> _Records provided_
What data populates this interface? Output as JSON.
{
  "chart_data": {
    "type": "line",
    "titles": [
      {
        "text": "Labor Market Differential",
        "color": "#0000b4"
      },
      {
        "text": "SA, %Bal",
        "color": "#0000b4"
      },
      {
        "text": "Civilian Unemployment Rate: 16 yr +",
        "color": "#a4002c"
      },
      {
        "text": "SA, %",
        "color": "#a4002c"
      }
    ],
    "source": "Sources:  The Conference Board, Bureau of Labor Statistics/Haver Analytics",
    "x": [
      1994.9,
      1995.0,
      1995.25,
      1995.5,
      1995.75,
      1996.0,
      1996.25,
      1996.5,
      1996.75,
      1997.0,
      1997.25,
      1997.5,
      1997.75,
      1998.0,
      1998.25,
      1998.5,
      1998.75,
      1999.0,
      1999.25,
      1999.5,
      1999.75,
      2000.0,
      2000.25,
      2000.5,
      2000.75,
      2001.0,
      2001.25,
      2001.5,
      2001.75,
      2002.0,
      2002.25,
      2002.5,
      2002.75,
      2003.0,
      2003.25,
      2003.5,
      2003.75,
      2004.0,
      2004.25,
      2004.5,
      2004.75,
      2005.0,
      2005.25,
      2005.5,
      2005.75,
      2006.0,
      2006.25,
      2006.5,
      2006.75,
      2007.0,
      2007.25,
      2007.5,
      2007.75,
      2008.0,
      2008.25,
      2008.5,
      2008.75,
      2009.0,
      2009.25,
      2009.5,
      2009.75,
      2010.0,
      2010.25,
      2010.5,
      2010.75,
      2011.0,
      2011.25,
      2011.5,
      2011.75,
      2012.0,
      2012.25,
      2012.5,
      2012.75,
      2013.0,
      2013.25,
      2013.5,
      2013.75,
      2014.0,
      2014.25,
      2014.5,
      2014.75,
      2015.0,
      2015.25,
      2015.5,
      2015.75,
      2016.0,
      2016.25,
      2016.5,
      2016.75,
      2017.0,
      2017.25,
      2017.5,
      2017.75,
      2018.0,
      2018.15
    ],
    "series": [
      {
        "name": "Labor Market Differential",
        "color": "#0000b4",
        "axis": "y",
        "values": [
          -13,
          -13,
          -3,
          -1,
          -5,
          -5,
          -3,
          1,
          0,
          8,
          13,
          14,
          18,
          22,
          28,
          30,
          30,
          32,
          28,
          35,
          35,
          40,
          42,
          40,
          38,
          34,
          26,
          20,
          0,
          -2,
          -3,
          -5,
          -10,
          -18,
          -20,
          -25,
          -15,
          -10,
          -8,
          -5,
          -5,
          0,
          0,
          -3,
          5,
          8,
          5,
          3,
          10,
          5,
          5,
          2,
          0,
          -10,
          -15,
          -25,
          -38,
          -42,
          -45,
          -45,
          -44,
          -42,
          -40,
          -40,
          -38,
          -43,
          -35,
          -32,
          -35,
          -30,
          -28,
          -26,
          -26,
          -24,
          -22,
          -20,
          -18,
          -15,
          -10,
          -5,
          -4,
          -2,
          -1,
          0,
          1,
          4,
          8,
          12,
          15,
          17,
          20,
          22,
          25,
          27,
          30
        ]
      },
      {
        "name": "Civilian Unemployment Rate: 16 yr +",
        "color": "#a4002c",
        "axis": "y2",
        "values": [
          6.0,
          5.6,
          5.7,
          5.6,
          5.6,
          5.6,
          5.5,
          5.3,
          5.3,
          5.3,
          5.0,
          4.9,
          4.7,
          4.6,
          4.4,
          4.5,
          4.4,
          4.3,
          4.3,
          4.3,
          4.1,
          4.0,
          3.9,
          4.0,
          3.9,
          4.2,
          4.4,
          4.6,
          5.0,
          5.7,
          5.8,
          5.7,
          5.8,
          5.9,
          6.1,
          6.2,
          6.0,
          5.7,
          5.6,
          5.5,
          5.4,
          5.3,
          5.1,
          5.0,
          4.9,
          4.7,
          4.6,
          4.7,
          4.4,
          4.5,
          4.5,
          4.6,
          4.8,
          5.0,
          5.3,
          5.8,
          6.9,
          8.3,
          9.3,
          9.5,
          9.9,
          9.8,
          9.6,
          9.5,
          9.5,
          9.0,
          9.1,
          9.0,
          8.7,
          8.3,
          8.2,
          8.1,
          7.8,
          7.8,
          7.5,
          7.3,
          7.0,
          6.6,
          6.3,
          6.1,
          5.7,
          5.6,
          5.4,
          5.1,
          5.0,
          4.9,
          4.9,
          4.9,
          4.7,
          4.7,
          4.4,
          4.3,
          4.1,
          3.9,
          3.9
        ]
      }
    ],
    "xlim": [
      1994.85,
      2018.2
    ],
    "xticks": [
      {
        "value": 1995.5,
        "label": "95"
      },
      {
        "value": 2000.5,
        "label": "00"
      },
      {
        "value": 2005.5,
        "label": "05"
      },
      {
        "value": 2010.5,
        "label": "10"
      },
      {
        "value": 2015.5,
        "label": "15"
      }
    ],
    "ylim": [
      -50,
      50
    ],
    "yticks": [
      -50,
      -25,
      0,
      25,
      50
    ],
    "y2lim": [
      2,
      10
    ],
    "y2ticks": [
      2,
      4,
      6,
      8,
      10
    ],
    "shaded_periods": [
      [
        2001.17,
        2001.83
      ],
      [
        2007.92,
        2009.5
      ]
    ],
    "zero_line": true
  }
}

> _Task goal_
From the entries above, copy out every line where the string "name" appears.

> _Full solution_
        "name": "Labor Market Differential",
        "name": "Civilian Unemployment Rate: 16 yr +",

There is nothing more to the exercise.